_Directive_
Write the records below out again exactly as given, with no images.

[Supplied records start]

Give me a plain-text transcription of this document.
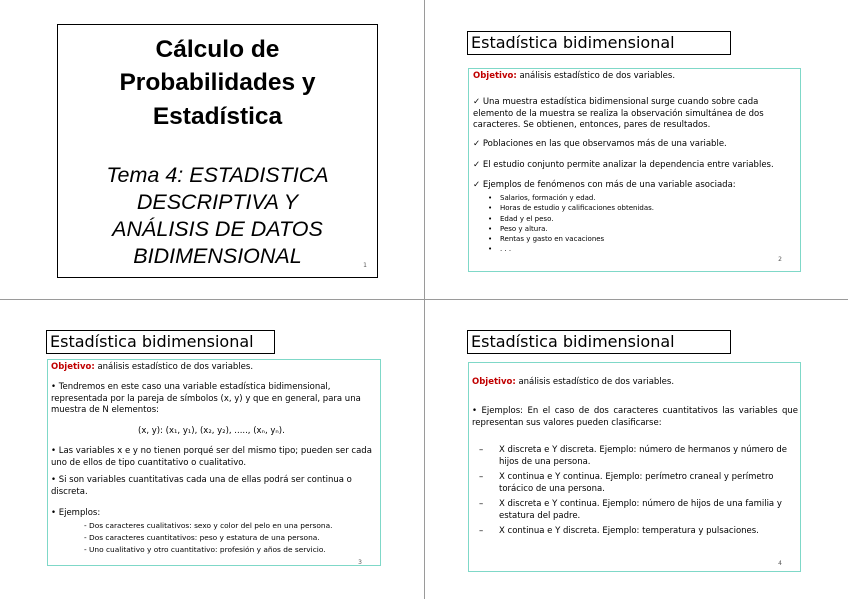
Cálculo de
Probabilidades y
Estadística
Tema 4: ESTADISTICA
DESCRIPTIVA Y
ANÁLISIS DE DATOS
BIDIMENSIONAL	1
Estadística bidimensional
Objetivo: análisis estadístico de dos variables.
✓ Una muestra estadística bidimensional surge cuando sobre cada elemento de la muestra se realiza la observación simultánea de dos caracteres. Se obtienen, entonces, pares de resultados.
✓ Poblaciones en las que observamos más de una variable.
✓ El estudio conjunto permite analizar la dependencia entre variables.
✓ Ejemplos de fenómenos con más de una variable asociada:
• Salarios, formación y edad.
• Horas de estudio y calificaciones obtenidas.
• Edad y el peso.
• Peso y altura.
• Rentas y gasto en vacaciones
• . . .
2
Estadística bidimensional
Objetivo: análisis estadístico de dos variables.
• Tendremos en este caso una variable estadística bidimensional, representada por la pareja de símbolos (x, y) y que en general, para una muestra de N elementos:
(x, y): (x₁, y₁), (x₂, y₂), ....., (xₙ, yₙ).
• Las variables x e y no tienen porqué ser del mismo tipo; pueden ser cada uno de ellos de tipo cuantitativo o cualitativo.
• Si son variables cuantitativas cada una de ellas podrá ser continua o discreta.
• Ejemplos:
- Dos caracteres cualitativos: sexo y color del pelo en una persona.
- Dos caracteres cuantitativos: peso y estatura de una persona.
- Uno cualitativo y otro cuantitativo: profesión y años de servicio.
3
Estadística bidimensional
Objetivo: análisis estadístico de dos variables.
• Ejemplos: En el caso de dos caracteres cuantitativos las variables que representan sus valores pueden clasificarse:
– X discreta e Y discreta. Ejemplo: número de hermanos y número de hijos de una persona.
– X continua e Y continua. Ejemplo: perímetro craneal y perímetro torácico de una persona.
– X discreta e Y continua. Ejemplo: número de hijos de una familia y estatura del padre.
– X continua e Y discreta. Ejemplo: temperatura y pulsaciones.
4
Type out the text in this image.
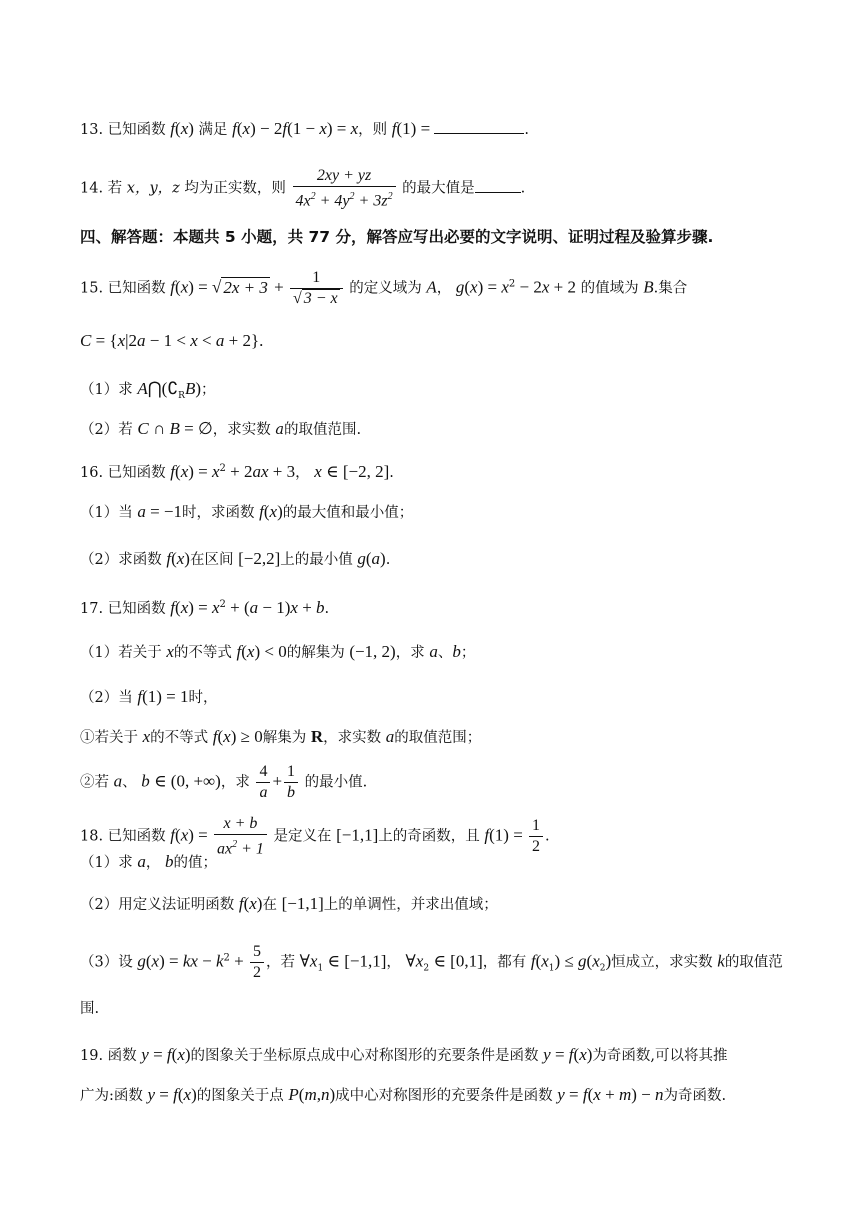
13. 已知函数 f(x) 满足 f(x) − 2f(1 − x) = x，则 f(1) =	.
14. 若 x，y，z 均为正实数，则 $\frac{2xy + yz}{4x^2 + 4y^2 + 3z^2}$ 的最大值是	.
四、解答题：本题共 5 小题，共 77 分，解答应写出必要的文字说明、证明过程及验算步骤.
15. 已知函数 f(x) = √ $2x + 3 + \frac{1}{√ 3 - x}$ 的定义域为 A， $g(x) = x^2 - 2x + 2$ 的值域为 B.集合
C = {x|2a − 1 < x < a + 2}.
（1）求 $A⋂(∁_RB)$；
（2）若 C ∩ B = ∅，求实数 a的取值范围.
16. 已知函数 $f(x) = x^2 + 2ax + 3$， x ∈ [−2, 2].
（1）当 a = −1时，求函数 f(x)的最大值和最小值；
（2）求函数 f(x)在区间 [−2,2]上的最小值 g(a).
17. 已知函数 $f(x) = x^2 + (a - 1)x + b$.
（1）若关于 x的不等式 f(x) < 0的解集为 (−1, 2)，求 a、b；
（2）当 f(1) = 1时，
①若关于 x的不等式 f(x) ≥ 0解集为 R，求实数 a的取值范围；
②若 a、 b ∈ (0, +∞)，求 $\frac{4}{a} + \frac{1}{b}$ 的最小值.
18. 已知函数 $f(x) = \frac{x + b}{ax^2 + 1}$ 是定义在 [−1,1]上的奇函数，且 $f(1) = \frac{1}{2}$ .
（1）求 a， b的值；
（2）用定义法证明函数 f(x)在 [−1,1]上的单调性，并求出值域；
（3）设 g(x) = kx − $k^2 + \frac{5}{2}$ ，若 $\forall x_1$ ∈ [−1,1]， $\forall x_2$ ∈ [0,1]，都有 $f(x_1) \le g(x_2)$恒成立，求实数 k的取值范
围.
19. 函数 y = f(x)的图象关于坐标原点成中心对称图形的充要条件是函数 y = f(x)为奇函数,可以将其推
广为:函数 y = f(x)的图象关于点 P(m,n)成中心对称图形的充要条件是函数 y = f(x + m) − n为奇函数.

[Supplied records end]

_Exercise answer_
Give me a plain-text transcription of this document.
Cálculo de
Probabilidades y
Estadística
Tema 4: ESTADISTICA
DESCRIPTIVA Y
ANÁLISIS DE DATOS
BIDIMENSIONAL	1
Estadística bidimensional
Objetivo: análisis estadístico de dos variables.
✓ Una muestra estadística bidimensional surge cuando sobre cada elemento de la muestra se realiza la observación simultánea de dos caracteres. Se obtienen, entonces, pares de resultados.
✓ Poblaciones en las que observamos más de una variable.
✓ El estudio conjunto permite analizar la dependencia entre variables.
✓ Ejemplos de fenómenos con más de una variable asociada:
• Salarios, formación y edad.
• Horas de estudio y calificaciones obtenidas.
• Edad y el peso.
• Peso y altura.
• Rentas y gasto en vacaciones
• . . .
2
Estadística bidimensional
Objetivo: análisis estadístico de dos variables.
• Tendremos en este caso una variable estadística bidimensional, representada por la pareja de símbolos (x, y) y que en general, para una muestra de N elementos:
(x, y): (x₁, y₁), (x₂, y₂), ....., (xₙ, yₙ).
• Las variables x e y no tienen porqué ser del mismo tipo; pueden ser cada uno de ellos de tipo cuantitativo o cualitativo.
• Si son variables cuantitativas cada una de ellas podrá ser continua o discreta.
• Ejemplos:
- Dos caracteres cualitativos: sexo y color del pelo en una persona.
- Dos caracteres cuantitativos: peso y estatura de una persona.
- Uno cualitativo y otro cuantitativo: profesión y años de servicio.
3
Estadística bidimensional
Objetivo: análisis estadístico de dos variables.
• Ejemplos: En el caso de dos caracteres cuantitativos las variables que representan sus valores pueden clasificarse:
– X discreta e Y discreta. Ejemplo: número de hermanos y número de hijos de una persona.
– X continua e Y continua. Ejemplo: perímetro craneal y perímetro torácico de una persona.
– X discreta e Y continua. Ejemplo: número de hijos de una familia y estatura del padre.
– X continua e Y discreta. Ejemplo: temperatura y pulsaciones.
4
Type out the text in this image.
13. 已知函数 f(x) 满足 f(x) − 2f(1 − x) = x，则 f(1) =	.
14. 若 x，y，z 均为正实数，则 $\frac{2xy + yz}{4x^2 + 4y^2 + 3z^2}$ 的最大值是	.
四、解答题：本题共 5 小题，共 77 分，解答应写出必要的文字说明、证明过程及验算步骤.
15. 已知函数 f(x) = √ $2x + 3 + \frac{1}{√ 3 - x}$ 的定义域为 A， $g(x) = x^2 - 2x + 2$ 的值域为 B.集合
C = {x|2a − 1 < x < a + 2}.
（1）求 $A⋂(∁_RB)$；
（2）若 C ∩ B = ∅，求实数 a的取值范围.
16. 已知函数 $f(x) = x^2 + 2ax + 3$， x ∈ [−2, 2].
（1）当 a = −1时，求函数 f(x)的最大值和最小值；
（2）求函数 f(x)在区间 [−2,2]上的最小值 g(a).
17. 已知函数 $f(x) = x^2 + (a - 1)x + b$.
（1）若关于 x的不等式 f(x) < 0的解集为 (−1, 2)，求 a、b；
（2）当 f(1) = 1时，
①若关于 x的不等式 f(x) ≥ 0解集为 R，求实数 a的取值范围；
②若 a、 b ∈ (0, +∞)，求 $\frac{4}{a} + \frac{1}{b}$ 的最小值.
18. 已知函数 $f(x) = \frac{x + b}{ax^2 + 1}$ 是定义在 [−1,1]上的奇函数，且 $f(1) = \frac{1}{2}$ .
（1）求 a， b的值；
（2）用定义法证明函数 f(x)在 [−1,1]上的单调性，并求出值域；
（3）设 g(x) = kx − $k^2 + \frac{5}{2}$ ，若 $\forall x_1$ ∈ [−1,1]， $\forall x_2$ ∈ [0,1]，都有 $f(x_1) \le g(x_2)$恒成立，求实数 k的取值范
围.
19. 函数 y = f(x)的图象关于坐标原点成中心对称图形的充要条件是函数 y = f(x)为奇函数,可以将其推
广为:函数 y = f(x)的图象关于点 P(m,n)成中心对称图形的充要条件是函数 y = f(x + m) − n为奇函数.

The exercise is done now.